BEGIN

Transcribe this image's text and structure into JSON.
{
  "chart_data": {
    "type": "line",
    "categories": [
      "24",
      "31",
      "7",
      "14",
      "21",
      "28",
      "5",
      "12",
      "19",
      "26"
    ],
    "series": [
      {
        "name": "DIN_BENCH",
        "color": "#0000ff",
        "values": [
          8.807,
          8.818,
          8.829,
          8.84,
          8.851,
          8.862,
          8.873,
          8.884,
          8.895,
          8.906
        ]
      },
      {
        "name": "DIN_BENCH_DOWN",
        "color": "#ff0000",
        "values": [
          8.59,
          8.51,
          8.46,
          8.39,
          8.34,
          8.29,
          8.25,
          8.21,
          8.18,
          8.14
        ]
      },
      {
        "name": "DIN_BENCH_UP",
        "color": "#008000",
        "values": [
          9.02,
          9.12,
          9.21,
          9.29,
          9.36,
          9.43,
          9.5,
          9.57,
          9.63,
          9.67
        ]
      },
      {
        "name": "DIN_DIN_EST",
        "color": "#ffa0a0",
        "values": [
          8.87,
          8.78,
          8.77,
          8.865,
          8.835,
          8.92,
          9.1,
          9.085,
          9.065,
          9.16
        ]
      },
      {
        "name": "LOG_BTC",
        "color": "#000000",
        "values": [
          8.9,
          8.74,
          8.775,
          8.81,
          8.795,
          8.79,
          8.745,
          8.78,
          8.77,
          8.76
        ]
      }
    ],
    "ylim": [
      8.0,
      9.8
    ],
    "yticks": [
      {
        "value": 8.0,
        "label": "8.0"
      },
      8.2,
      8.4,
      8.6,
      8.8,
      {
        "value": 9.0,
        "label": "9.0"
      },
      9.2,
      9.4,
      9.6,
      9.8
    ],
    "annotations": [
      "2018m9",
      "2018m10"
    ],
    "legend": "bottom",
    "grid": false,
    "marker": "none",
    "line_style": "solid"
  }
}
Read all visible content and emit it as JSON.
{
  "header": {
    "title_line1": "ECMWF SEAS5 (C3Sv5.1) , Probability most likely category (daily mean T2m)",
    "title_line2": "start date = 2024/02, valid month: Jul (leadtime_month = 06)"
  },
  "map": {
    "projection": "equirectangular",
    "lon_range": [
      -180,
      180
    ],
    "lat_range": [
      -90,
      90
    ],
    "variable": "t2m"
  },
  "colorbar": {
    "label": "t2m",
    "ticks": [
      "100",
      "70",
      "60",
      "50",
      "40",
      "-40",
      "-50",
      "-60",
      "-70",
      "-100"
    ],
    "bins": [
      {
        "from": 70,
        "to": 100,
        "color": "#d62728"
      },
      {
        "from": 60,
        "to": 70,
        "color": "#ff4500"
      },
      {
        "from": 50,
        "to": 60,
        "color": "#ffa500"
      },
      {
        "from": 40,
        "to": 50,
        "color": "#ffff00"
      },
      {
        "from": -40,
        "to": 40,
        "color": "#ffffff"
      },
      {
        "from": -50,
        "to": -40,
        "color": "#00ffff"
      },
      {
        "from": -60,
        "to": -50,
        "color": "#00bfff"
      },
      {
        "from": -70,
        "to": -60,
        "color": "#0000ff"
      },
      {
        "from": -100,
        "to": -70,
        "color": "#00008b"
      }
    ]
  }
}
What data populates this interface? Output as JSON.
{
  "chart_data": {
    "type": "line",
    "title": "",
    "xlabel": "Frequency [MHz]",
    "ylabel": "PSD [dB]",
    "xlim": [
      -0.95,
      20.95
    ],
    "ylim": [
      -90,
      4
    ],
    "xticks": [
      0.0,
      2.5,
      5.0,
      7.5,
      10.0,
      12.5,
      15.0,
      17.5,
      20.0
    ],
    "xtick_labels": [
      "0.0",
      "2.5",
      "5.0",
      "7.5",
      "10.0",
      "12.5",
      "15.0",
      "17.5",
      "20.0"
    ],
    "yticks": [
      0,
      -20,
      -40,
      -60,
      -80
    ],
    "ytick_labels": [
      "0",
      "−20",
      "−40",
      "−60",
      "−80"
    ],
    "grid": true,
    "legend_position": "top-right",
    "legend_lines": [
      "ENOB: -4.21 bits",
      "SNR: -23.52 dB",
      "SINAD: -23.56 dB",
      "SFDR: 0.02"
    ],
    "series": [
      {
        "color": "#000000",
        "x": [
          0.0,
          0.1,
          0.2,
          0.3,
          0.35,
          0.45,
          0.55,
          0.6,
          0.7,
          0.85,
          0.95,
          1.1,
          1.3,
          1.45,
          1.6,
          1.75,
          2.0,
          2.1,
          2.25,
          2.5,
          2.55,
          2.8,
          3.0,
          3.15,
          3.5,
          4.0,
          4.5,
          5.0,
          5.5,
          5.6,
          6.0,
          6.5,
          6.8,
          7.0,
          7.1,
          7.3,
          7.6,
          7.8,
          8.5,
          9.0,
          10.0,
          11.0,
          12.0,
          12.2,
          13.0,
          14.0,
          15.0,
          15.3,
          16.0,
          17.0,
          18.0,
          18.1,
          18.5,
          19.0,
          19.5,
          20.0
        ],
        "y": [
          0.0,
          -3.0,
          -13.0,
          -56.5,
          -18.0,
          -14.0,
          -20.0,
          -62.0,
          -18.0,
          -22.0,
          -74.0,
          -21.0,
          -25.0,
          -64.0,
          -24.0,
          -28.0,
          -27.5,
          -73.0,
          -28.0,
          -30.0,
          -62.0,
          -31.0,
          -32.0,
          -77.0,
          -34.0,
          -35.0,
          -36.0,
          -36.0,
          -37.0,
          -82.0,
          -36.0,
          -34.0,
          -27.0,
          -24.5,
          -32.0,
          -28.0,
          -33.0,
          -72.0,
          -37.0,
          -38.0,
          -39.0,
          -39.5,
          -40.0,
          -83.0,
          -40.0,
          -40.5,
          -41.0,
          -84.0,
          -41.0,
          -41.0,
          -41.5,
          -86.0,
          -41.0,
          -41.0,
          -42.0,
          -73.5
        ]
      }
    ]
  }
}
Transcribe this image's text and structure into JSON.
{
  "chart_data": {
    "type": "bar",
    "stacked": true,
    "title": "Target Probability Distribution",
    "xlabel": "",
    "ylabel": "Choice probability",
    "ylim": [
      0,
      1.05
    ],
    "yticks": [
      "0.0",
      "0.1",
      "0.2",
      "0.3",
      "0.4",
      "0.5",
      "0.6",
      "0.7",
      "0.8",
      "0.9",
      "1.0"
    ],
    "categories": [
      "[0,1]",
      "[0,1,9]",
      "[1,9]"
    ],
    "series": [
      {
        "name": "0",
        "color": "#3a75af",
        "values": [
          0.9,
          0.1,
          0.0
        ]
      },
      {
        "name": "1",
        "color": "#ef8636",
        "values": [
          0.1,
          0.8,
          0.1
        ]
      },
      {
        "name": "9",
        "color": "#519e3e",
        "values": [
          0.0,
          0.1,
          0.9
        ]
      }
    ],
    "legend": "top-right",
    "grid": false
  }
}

END

▸ **WRITTEN REQUEST**: Extract all the material, leaving every line as it is.

▸ **SOLUTION**:
Transcribe this image's text and structure into JSON.
{
  "chart_data": {
    "type": "line",
    "categories": [
      "24",
      "31",
      "7",
      "14",
      "21",
      "28",
      "5",
      "12",
      "19",
      "26"
    ],
    "series": [
      {
        "name": "DIN_BENCH",
        "color": "#0000ff",
        "values": [
          8.807,
          8.818,
          8.829,
          8.84,
          8.851,
          8.862,
          8.873,
          8.884,
          8.895,
          8.906
        ]
      },
      {
        "name": "DIN_BENCH_DOWN",
        "color": "#ff0000",
        "values": [
          8.59,
          8.51,
          8.46,
          8.39,
          8.34,
          8.29,
          8.25,
          8.21,
          8.18,
          8.14
        ]
      },
      {
        "name": "DIN_BENCH_UP",
        "color": "#008000",
        "values": [
          9.02,
          9.12,
          9.21,
          9.29,
          9.36,
          9.43,
          9.5,
          9.57,
          9.63,
          9.67
        ]
      },
      {
        "name": "DIN_DIN_EST",
        "color": "#ffa0a0",
        "values": [
          8.87,
          8.78,
          8.77,
          8.865,
          8.835,
          8.92,
          9.1,
          9.085,
          9.065,
          9.16
        ]
      },
      {
        "name": "LOG_BTC",
        "color": "#000000",
        "values": [
          8.9,
          8.74,
          8.775,
          8.81,
          8.795,
          8.79,
          8.745,
          8.78,
          8.77,
          8.76
        ]
      }
    ],
    "ylim": [
      8.0,
      9.8
    ],
    "yticks": [
      {
        "value": 8.0,
        "label": "8.0"
      },
      8.2,
      8.4,
      8.6,
      8.8,
      {
        "value": 9.0,
        "label": "9.0"
      },
      9.2,
      9.4,
      9.6,
      9.8
    ],
    "annotations": [
      "2018m9",
      "2018m10"
    ],
    "legend": "bottom",
    "grid": false,
    "marker": "none",
    "line_style": "solid"
  }
}
Read all visible content and emit it as JSON.
{
  "header": {
    "title_line1": "ECMWF SEAS5 (C3Sv5.1) , Probability most likely category (daily mean T2m)",
    "title_line2": "start date = 2024/02, valid month: Jul (leadtime_month = 06)"
  },
  "map": {
    "projection": "equirectangular",
    "lon_range": [
      -180,
      180
    ],
    "lat_range": [
      -90,
      90
    ],
    "variable": "t2m"
  },
  "colorbar": {
    "label": "t2m",
    "ticks": [
      "100",
      "70",
      "60",
      "50",
      "40",
      "-40",
      "-50",
      "-60",
      "-70",
      "-100"
    ],
    "bins": [
      {
        "from": 70,
        "to": 100,
        "color": "#d62728"
      },
      {
        "from": 60,
        "to": 70,
        "color": "#ff4500"
      },
      {
        "from": 50,
        "to": 60,
        "color": "#ffa500"
      },
      {
        "from": 40,
        "to": 50,
        "color": "#ffff00"
      },
      {
        "from": -40,
        "to": 40,
        "color": "#ffffff"
      },
      {
        "from": -50,
        "to": -40,
        "color": "#00ffff"
      },
      {
        "from": -60,
        "to": -50,
        "color": "#00bfff"
      },
      {
        "from": -70,
        "to": -60,
        "color": "#0000ff"
      },
      {
        "from": -100,
        "to": -70,
        "color": "#00008b"
      }
    ]
  }
}
What data populates this interface? Output as JSON.
{
  "chart_data": {
    "type": "line",
    "title": "",
    "xlabel": "Frequency [MHz]",
    "ylabel": "PSD [dB]",
    "xlim": [
      -0.95,
      20.95
    ],
    "ylim": [
      -90,
      4
    ],
    "xticks": [
      0.0,
      2.5,
      5.0,
      7.5,
      10.0,
      12.5,
      15.0,
      17.5,
      20.0
    ],
    "xtick_labels": [
      "0.0",
      "2.5",
      "5.0",
      "7.5",
      "10.0",
      "12.5",
      "15.0",
      "17.5",
      "20.0"
    ],
    "yticks": [
      0,
      -20,
      -40,
      -60,
      -80
    ],
    "ytick_labels": [
      "0",
      "−20",
      "−40",
      "−60",
      "−80"
    ],
    "grid": true,
    "legend_position": "top-right",
    "legend_lines": [
      "ENOB: -4.21 bits",
      "SNR: -23.52 dB",
      "SINAD: -23.56 dB",
      "SFDR: 0.02"
    ],
    "series": [
      {
        "color": "#000000",
        "x": [
          0.0,
          0.1,
          0.2,
          0.3,
          0.35,
          0.45,
          0.55,
          0.6,
          0.7,
          0.85,
          0.95,
          1.1,
          1.3,
          1.45,
          1.6,
          1.75,
          2.0,
          2.1,
          2.25,
          2.5,
          2.55,
          2.8,
          3.0,
          3.15,
          3.5,
          4.0,
          4.5,
          5.0,
          5.5,
          5.6,
          6.0,
          6.5,
          6.8,
          7.0,
          7.1,
          7.3,
          7.6,
          7.8,
          8.5,
          9.0,
          10.0,
          11.0,
          12.0,
          12.2,
          13.0,
          14.0,
          15.0,
          15.3,
          16.0,
          17.0,
          18.0,
          18.1,
          18.5,
          19.0,
          19.5,
          20.0
        ],
        "y": [
          0.0,
          -3.0,
          -13.0,
          -56.5,
          -18.0,
          -14.0,
          -20.0,
          -62.0,
          -18.0,
          -22.0,
          -74.0,
          -21.0,
          -25.0,
          -64.0,
          -24.0,
          -28.0,
          -27.5,
          -73.0,
          -28.0,
          -30.0,
          -62.0,
          -31.0,
          -32.0,
          -77.0,
          -34.0,
          -35.0,
          -36.0,
          -36.0,
          -37.0,
          -82.0,
          -36.0,
          -34.0,
          -27.0,
          -24.5,
          -32.0,
          -28.0,
          -33.0,
          -72.0,
          -37.0,
          -38.0,
          -39.0,
          -39.5,
          -40.0,
          -83.0,
          -40.0,
          -40.5,
          -41.0,
          -84.0,
          -41.0,
          -41.0,
          -41.5,
          -86.0,
          -41.0,
          -41.0,
          -42.0,
          -73.5
        ]
      }
    ]
  }
}
Transcribe this image's text and structure into JSON.
{
  "chart_data": {
    "type": "bar",
    "stacked": true,
    "title": "Target Probability Distribution",
    "xlabel": "",
    "ylabel": "Choice probability",
    "ylim": [
      0,
      1.05
    ],
    "yticks": [
      "0.0",
      "0.1",
      "0.2",
      "0.3",
      "0.4",
      "0.5",
      "0.6",
      "0.7",
      "0.8",
      "0.9",
      "1.0"
    ],
    "categories": [
      "[0,1]",
      "[0,1,9]",
      "[1,9]"
    ],
    "series": [
      {
        "name": "0",
        "color": "#3a75af",
        "values": [
          0.9,
          0.1,
          0.0
        ]
      },
      {
        "name": "1",
        "color": "#ef8636",
        "values": [
          0.1,
          0.8,
          0.1
        ]
      },
      {
        "name": "9",
        "color": "#519e3e",
        "values": [
          0.0,
          0.1,
          0.9
        ]
      }
    ],
    "legend": "top-right",
    "grid": false
  }
}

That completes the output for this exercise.